* **Exercise**: Report the count of lines below that include "cities", without any other text.

* **Task data**:

····················

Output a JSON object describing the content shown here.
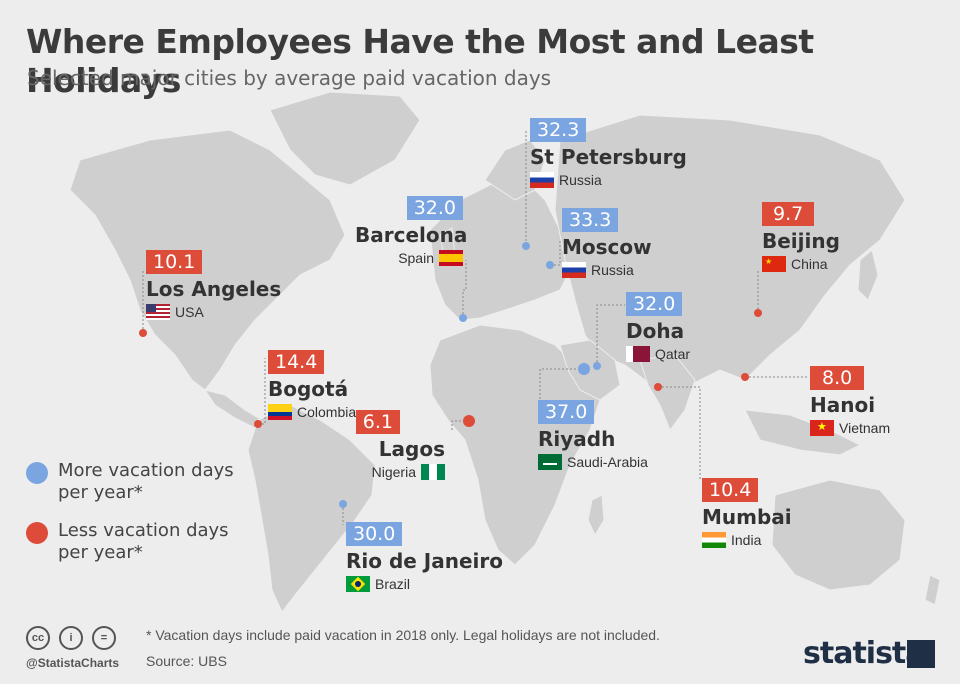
{
  "header": {
    "title": "Where Employees Have the Most and Least Holidays",
    "subtitle": "Selected major cities by average paid vacation days"
  },
  "colors": {
    "more": "#7aa5e0",
    "less": "#dd4b39",
    "land": "#cfcfcf",
    "ocean": "#ededed"
  },
  "cities": {
    "st_petersburg": {
      "value": "32.3",
      "name": "St Petersburg",
      "country": "Russia",
      "flag": "russia-flag"
    },
    "barcelona": {
      "value": "32.0",
      "name": "Barcelona",
      "country": "Spain",
      "flag": "spain-flag"
    },
    "moscow": {
      "value": "33.3",
      "name": "Moscow",
      "country": "Russia",
      "flag": "russia-flag"
    },
    "beijing": {
      "value": "9.7",
      "name": "Beijing",
      "country": "China",
      "flag": "china-flag"
    },
    "los_angeles": {
      "value": "10.1",
      "name": "Los Angeles",
      "country": "USA",
      "flag": "usa-flag"
    },
    "doha": {
      "value": "32.0",
      "name": "Doha",
      "country": "Qatar",
      "flag": "qatar-flag"
    },
    "bogota": {
      "value": "14.4",
      "name": "Bogotá",
      "country": "Colombia",
      "flag": "colombia-flag"
    },
    "hanoi": {
      "value": "8.0",
      "name": "Hanoi",
      "country": "Vietnam",
      "flag": "vietnam-flag"
    },
    "lagos": {
      "value": "6.1",
      "name": "Lagos",
      "country": "Nigeria",
      "flag": "nigeria-flag"
    },
    "riyadh": {
      "value": "37.0",
      "name": "Riyadh",
      "country": "Saudi-Arabia",
      "flag": "saudi-flag"
    },
    "mumbai": {
      "value": "10.4",
      "name": "Mumbai",
      "country": "India",
      "flag": "india-flag"
    },
    "rio": {
      "value": "30.0",
      "name": "Rio de Janeiro",
      "country": "Brazil",
      "flag": "brazil-flag"
    }
  },
  "legend": {
    "more": "More vacation days per year*",
    "less": "Less vacation days per year*"
  },
  "footer": {
    "note": "* Vacation days include paid vacation in 2018 only. Legal holidays are not included.",
    "source": "Source: UBS",
    "handle": "@StatistaCharts",
    "brand": "statista"
  }
}
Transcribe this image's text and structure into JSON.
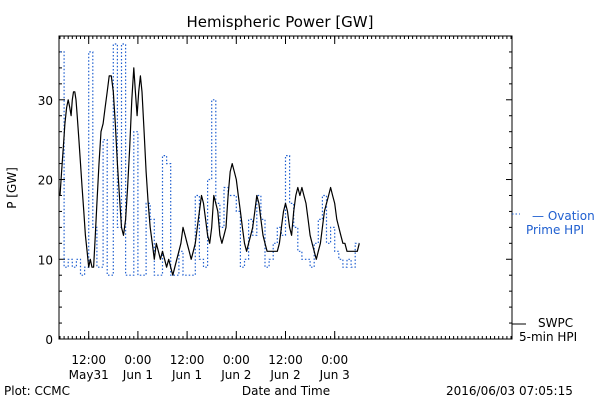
{
  "colors": {
    "swpc": "#000000",
    "ovation": "#1f5fd0",
    "axis": "#000000",
    "background": "#ffffff"
  },
  "chart_data": {
    "type": "line",
    "title": "Hemispheric Power [GW]",
    "xlabel": "Date and Time",
    "ylabel": "P [GW]",
    "ylim": [
      0,
      38
    ],
    "xlim_hours": [
      0,
      110
    ],
    "grid": false,
    "y_ticks": [
      {
        "value": 0,
        "label": "0"
      },
      {
        "value": 10,
        "label": "10"
      },
      {
        "value": 20,
        "label": "20"
      },
      {
        "value": 30,
        "label": "30"
      }
    ],
    "x_ticks": [
      {
        "hour": 7,
        "time": "12:00",
        "date": "May31"
      },
      {
        "hour": 19,
        "time": "0:00",
        "date": "Jun 1"
      },
      {
        "hour": 31,
        "time": "12:00",
        "date": "Jun 1"
      },
      {
        "hour": 43,
        "time": "0:00",
        "date": "Jun 2"
      },
      {
        "hour": 55,
        "time": "12:00",
        "date": "Jun 2"
      },
      {
        "hour": 67,
        "time": "0:00",
        "date": "Jun 3"
      }
    ],
    "series": [
      {
        "name": "SWPC 5-min HPI",
        "legend_lines": [
          "SWPC",
          "5-min HPI"
        ],
        "style": "solid",
        "points": [
          [
            0.0,
            18
          ],
          [
            0.4,
            21
          ],
          [
            0.8,
            24
          ],
          [
            1.2,
            27
          ],
          [
            1.6,
            29
          ],
          [
            2.0,
            30
          ],
          [
            2.4,
            29
          ],
          [
            2.7,
            28
          ],
          [
            3.0,
            30
          ],
          [
            3.3,
            31
          ],
          [
            3.6,
            31
          ],
          [
            3.9,
            30
          ],
          [
            4.2,
            28
          ],
          [
            4.6,
            25
          ],
          [
            5.0,
            22
          ],
          [
            5.4,
            19
          ],
          [
            5.8,
            16
          ],
          [
            6.2,
            13
          ],
          [
            6.6,
            11
          ],
          [
            7.0,
            9
          ],
          [
            7.4,
            10
          ],
          [
            7.8,
            9
          ],
          [
            8.2,
            9
          ],
          [
            8.6,
            13
          ],
          [
            9.0,
            17
          ],
          [
            9.5,
            22
          ],
          [
            10.0,
            26
          ],
          [
            10.5,
            27
          ],
          [
            11.0,
            29
          ],
          [
            11.5,
            31
          ],
          [
            12.0,
            33
          ],
          [
            12.5,
            33
          ],
          [
            13.0,
            31
          ],
          [
            13.5,
            27
          ],
          [
            14.0,
            22
          ],
          [
            14.5,
            18
          ],
          [
            15.0,
            14
          ],
          [
            15.5,
            13
          ],
          [
            16.0,
            15
          ],
          [
            16.5,
            19
          ],
          [
            17.0,
            24
          ],
          [
            17.5,
            30
          ],
          [
            18.0,
            34
          ],
          [
            18.4,
            31
          ],
          [
            18.8,
            28
          ],
          [
            19.2,
            31
          ],
          [
            19.6,
            33
          ],
          [
            20.0,
            31
          ],
          [
            20.5,
            26
          ],
          [
            21.0,
            21
          ],
          [
            21.5,
            17
          ],
          [
            22.0,
            14
          ],
          [
            22.5,
            12
          ],
          [
            23.0,
            10
          ],
          [
            23.5,
            12
          ],
          [
            24.0,
            11
          ],
          [
            24.5,
            10
          ],
          [
            25.0,
            11
          ],
          [
            25.5,
            10
          ],
          [
            26.0,
            9
          ],
          [
            26.5,
            10
          ],
          [
            27.0,
            9
          ],
          [
            27.5,
            8
          ],
          [
            28.0,
            9
          ],
          [
            28.5,
            10
          ],
          [
            29.0,
            11
          ],
          [
            29.5,
            12
          ],
          [
            30.0,
            14
          ],
          [
            30.5,
            13
          ],
          [
            31.0,
            12
          ],
          [
            31.5,
            11
          ],
          [
            32.0,
            10
          ],
          [
            32.5,
            11
          ],
          [
            33.0,
            12
          ],
          [
            33.5,
            14
          ],
          [
            34.0,
            16
          ],
          [
            34.5,
            18
          ],
          [
            35.0,
            17
          ],
          [
            35.5,
            15
          ],
          [
            36.0,
            13
          ],
          [
            36.5,
            12
          ],
          [
            37.0,
            14
          ],
          [
            37.5,
            18
          ],
          [
            38.0,
            17
          ],
          [
            38.5,
            16
          ],
          [
            39.0,
            13
          ],
          [
            39.5,
            12
          ],
          [
            40.0,
            13
          ],
          [
            40.5,
            14
          ],
          [
            41.0,
            18
          ],
          [
            41.5,
            21
          ],
          [
            42.0,
            22
          ],
          [
            42.5,
            21
          ],
          [
            43.0,
            20
          ],
          [
            43.5,
            18
          ],
          [
            44.0,
            16
          ],
          [
            44.5,
            14
          ],
          [
            45.0,
            12
          ],
          [
            45.5,
            11
          ],
          [
            46.0,
            12
          ],
          [
            46.5,
            13
          ],
          [
            47.0,
            14
          ],
          [
            47.5,
            16
          ],
          [
            48.0,
            18
          ],
          [
            48.5,
            17
          ],
          [
            49.0,
            15
          ],
          [
            49.5,
            13
          ],
          [
            50.0,
            12
          ],
          [
            50.5,
            11
          ],
          [
            51.0,
            11
          ],
          [
            51.5,
            11
          ],
          [
            52.0,
            11
          ],
          [
            52.5,
            11
          ],
          [
            53.0,
            11
          ],
          [
            53.5,
            12
          ],
          [
            54.0,
            14
          ],
          [
            54.5,
            16
          ],
          [
            55.0,
            17
          ],
          [
            55.5,
            16
          ],
          [
            56.0,
            14
          ],
          [
            56.5,
            13
          ],
          [
            57.0,
            16
          ],
          [
            57.5,
            18
          ],
          [
            58.0,
            19
          ],
          [
            58.5,
            18
          ],
          [
            59.0,
            19
          ],
          [
            59.5,
            18
          ],
          [
            60.0,
            17
          ],
          [
            60.5,
            15
          ],
          [
            61.0,
            13
          ],
          [
            61.5,
            12
          ],
          [
            62.0,
            11
          ],
          [
            62.5,
            10
          ],
          [
            63.0,
            11
          ],
          [
            63.5,
            12
          ],
          [
            64.0,
            14
          ],
          [
            64.5,
            16
          ],
          [
            65.0,
            17
          ],
          [
            65.5,
            18
          ],
          [
            66.0,
            19
          ],
          [
            66.5,
            18
          ],
          [
            67.0,
            17
          ],
          [
            67.5,
            15
          ],
          [
            68.0,
            14
          ],
          [
            68.5,
            13
          ],
          [
            69.0,
            12
          ],
          [
            69.5,
            12
          ],
          [
            70.0,
            11
          ],
          [
            70.5,
            11
          ],
          [
            71.0,
            11
          ],
          [
            71.5,
            11
          ],
          [
            72.0,
            11
          ],
          [
            72.5,
            11
          ],
          [
            73.0,
            12
          ]
        ]
      },
      {
        "name": "Ovation Prime HPI",
        "legend_lines": [
          "— Ovation",
          "Prime HPI"
        ],
        "style": "dotted",
        "steps": [
          [
            0.0,
            1.0,
            36
          ],
          [
            1.0,
            2.0,
            9
          ],
          [
            2.0,
            3.0,
            10
          ],
          [
            3.0,
            4.0,
            9
          ],
          [
            4.0,
            5.0,
            10
          ],
          [
            5.0,
            6.0,
            8
          ],
          [
            6.0,
            7.0,
            9
          ],
          [
            7.0,
            8.0,
            36
          ],
          [
            8.0,
            9.0,
            14
          ],
          [
            9.0,
            10.5,
            9
          ],
          [
            10.5,
            11.5,
            25
          ],
          [
            11.5,
            13.0,
            8
          ],
          [
            13.0,
            14.0,
            37
          ],
          [
            14.0,
            15.0,
            14
          ],
          [
            15.0,
            16.0,
            37
          ],
          [
            16.0,
            18.0,
            8
          ],
          [
            18.0,
            19.0,
            26
          ],
          [
            19.0,
            21.0,
            8
          ],
          [
            21.0,
            22.0,
            17
          ],
          [
            22.0,
            23.0,
            15
          ],
          [
            23.0,
            25.0,
            8
          ],
          [
            25.0,
            26.0,
            23
          ],
          [
            26.0,
            27.0,
            22
          ],
          [
            27.0,
            29.0,
            8
          ],
          [
            29.0,
            30.0,
            11
          ],
          [
            30.0,
            33.0,
            8
          ],
          [
            33.0,
            34.0,
            18
          ],
          [
            34.0,
            35.0,
            10
          ],
          [
            35.0,
            36.0,
            9
          ],
          [
            36.0,
            37.0,
            20
          ],
          [
            37.0,
            38.0,
            30
          ],
          [
            38.0,
            39.0,
            17
          ],
          [
            39.0,
            40.0,
            14
          ],
          [
            40.0,
            41.0,
            19
          ],
          [
            41.0,
            43.0,
            18
          ],
          [
            43.0,
            44.0,
            16
          ],
          [
            44.0,
            45.0,
            9
          ],
          [
            45.0,
            46.0,
            10
          ],
          [
            46.0,
            47.0,
            15
          ],
          [
            47.0,
            48.0,
            13
          ],
          [
            48.0,
            49.0,
            18
          ],
          [
            49.0,
            50.0,
            15
          ],
          [
            50.0,
            51.0,
            9
          ],
          [
            51.0,
            52.0,
            10
          ],
          [
            52.0,
            53.0,
            12
          ],
          [
            53.0,
            54.0,
            14
          ],
          [
            54.0,
            55.0,
            13
          ],
          [
            55.0,
            56.0,
            23
          ],
          [
            56.0,
            57.0,
            17
          ],
          [
            57.0,
            58.0,
            14
          ],
          [
            58.0,
            59.0,
            11
          ],
          [
            59.0,
            60.0,
            10
          ],
          [
            60.0,
            61.0,
            10
          ],
          [
            61.0,
            62.0,
            9
          ],
          [
            62.0,
            63.0,
            12
          ],
          [
            63.0,
            64.0,
            15
          ],
          [
            64.0,
            65.0,
            18
          ],
          [
            65.0,
            66.0,
            12
          ],
          [
            66.0,
            67.0,
            14
          ],
          [
            67.0,
            68.0,
            11
          ],
          [
            68.0,
            69.0,
            10
          ],
          [
            69.0,
            70.0,
            9
          ],
          [
            70.0,
            71.0,
            10
          ],
          [
            71.0,
            72.0,
            9
          ],
          [
            72.0,
            73.0,
            12
          ]
        ]
      }
    ]
  },
  "footer": {
    "plot_credit": "Plot: CCMC",
    "timestamp": "2016/06/03 07:05:15"
  }
}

····················

* **The answer**: 2